Task objective: Search the entries below. Return every line that has "điện" in it.

· · · · ·

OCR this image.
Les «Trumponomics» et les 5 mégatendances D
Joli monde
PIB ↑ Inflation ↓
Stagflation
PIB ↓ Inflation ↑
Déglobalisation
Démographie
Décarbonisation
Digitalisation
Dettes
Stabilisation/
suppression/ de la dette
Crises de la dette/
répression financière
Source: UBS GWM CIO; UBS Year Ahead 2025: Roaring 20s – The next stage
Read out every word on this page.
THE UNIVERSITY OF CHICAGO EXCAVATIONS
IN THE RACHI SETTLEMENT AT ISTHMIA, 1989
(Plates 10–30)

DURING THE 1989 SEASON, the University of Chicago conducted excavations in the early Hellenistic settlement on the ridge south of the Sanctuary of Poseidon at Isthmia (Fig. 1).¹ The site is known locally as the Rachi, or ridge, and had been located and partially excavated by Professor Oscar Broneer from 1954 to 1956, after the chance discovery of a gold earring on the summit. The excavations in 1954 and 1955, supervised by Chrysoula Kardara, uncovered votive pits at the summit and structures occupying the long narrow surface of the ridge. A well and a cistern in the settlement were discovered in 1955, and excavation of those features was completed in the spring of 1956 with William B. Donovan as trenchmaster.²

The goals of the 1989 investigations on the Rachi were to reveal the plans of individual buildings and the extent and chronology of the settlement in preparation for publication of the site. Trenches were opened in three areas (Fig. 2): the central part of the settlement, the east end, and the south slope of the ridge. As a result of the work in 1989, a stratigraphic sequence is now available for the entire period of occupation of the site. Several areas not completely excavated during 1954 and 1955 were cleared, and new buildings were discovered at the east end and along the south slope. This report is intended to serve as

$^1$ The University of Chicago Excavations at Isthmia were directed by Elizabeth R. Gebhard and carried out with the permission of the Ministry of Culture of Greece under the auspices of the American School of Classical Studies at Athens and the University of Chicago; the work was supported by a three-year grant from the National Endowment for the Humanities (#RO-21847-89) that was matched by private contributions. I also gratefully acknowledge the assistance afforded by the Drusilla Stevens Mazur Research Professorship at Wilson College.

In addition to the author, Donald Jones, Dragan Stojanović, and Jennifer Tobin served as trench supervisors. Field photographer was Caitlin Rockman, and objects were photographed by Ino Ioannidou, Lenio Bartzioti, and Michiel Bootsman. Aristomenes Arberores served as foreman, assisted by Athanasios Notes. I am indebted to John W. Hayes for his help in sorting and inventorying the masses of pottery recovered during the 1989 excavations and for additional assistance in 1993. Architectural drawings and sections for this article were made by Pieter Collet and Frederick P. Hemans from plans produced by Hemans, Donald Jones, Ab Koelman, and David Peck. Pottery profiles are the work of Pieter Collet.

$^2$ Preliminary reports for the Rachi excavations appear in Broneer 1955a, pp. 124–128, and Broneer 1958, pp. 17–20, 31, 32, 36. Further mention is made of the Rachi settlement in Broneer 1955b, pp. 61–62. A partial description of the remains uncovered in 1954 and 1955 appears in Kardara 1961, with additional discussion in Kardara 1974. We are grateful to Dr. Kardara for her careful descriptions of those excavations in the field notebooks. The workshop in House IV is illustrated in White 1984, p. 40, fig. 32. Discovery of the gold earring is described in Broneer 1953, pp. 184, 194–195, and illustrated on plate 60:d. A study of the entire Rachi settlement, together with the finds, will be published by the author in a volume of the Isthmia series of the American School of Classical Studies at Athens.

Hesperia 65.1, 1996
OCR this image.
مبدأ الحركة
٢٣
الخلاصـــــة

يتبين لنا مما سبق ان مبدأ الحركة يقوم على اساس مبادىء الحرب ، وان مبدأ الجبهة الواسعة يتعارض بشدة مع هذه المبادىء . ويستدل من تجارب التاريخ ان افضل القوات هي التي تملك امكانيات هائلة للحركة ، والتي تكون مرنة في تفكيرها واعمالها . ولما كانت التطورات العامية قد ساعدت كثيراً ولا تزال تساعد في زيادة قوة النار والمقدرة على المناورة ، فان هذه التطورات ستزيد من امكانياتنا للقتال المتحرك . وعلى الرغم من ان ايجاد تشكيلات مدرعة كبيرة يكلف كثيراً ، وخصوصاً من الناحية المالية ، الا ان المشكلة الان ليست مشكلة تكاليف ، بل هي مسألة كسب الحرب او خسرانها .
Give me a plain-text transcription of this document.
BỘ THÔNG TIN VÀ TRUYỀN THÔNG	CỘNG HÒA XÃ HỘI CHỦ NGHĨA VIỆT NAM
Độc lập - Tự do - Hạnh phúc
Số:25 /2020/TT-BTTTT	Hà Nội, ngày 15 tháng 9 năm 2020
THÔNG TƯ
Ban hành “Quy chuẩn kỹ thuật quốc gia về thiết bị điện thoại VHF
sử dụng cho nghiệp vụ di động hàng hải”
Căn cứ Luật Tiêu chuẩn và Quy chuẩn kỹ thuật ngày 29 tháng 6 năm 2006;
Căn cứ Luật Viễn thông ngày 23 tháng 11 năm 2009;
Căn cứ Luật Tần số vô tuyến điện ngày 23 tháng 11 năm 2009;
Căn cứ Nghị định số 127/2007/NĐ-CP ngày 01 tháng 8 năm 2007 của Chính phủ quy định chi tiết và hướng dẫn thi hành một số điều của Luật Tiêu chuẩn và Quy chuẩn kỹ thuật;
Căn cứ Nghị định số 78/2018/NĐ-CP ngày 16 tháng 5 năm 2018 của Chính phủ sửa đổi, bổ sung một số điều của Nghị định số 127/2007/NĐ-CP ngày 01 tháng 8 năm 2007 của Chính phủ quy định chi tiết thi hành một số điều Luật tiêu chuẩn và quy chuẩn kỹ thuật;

· · · · ·

Complete response:
Ban hành “Quy chuẩn kỹ thuật quốc gia về thiết bị điện thoại VHF
Căn cứ Luật Tần số vô tuyến điện ngày 23 tháng 11 năm 2009;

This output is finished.